Exercise prompt - Return all lines from the listing below in which the string "allowed" occurs.

Items listed in a dataset -
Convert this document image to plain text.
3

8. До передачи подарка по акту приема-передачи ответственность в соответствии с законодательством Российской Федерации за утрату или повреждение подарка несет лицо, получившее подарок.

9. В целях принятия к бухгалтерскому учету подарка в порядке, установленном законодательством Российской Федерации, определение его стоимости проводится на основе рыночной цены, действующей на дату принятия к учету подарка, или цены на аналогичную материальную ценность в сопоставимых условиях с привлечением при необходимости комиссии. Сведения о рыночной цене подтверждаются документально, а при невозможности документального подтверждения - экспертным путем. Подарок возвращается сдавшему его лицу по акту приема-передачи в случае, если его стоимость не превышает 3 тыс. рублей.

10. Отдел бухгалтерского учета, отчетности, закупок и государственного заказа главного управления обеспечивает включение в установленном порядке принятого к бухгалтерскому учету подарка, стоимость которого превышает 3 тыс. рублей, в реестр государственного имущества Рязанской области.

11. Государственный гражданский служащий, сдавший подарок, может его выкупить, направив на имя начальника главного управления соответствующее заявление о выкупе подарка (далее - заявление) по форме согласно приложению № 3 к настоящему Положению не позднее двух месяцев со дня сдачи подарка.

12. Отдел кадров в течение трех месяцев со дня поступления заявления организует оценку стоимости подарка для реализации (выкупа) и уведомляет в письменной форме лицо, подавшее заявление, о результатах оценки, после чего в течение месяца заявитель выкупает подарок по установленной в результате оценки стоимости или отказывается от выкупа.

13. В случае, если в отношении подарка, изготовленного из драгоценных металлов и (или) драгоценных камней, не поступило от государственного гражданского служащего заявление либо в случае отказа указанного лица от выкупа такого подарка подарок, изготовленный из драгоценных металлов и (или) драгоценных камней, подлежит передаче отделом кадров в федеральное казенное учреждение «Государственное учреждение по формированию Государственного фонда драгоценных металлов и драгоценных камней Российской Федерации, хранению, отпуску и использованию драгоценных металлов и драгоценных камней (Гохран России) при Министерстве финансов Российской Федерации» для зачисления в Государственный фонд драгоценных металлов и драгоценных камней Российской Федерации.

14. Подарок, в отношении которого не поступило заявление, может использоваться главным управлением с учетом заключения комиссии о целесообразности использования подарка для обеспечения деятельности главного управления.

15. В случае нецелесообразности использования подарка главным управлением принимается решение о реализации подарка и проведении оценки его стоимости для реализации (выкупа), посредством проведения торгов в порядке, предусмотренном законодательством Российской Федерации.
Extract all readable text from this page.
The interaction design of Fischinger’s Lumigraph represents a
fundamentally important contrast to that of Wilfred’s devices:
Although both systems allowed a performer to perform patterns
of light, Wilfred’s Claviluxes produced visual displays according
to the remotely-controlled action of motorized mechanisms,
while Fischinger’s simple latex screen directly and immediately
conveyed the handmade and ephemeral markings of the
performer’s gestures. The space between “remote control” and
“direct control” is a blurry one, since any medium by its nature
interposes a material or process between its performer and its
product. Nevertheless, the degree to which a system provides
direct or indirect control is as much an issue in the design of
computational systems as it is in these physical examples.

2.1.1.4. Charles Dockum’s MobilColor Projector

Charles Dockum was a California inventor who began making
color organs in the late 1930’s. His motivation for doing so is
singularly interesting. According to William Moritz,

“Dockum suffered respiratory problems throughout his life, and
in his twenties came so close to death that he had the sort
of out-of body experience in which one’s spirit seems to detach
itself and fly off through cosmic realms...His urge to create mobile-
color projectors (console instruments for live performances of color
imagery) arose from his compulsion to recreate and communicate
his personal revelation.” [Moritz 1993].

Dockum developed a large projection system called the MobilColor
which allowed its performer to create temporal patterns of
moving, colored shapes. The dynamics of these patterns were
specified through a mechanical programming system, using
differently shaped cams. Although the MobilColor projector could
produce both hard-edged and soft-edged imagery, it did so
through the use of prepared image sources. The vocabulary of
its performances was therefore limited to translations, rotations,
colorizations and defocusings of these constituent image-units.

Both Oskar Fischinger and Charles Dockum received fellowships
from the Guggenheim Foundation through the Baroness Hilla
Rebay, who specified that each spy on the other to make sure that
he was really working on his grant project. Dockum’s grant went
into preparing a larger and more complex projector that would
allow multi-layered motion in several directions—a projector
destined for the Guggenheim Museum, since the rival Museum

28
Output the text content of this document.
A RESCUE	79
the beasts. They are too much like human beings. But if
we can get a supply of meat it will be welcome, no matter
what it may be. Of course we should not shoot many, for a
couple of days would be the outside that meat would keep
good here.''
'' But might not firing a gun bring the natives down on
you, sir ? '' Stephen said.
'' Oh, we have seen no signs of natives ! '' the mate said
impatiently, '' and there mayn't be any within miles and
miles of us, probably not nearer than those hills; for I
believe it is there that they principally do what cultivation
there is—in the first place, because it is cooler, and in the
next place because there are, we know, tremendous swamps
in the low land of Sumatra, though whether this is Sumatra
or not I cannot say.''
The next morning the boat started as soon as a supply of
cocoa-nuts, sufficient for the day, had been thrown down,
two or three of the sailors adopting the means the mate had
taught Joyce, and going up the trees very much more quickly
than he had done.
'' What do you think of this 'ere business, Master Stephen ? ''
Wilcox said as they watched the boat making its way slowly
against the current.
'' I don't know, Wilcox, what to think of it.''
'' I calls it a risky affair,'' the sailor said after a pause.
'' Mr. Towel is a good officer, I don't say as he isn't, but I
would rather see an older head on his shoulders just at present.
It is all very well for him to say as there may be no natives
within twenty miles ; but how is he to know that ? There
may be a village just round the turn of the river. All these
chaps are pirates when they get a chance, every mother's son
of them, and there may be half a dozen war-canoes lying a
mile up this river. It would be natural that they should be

Task output -
Although both systems allowed a performer to perform patterns
which allowed its performer to create temporal patterns of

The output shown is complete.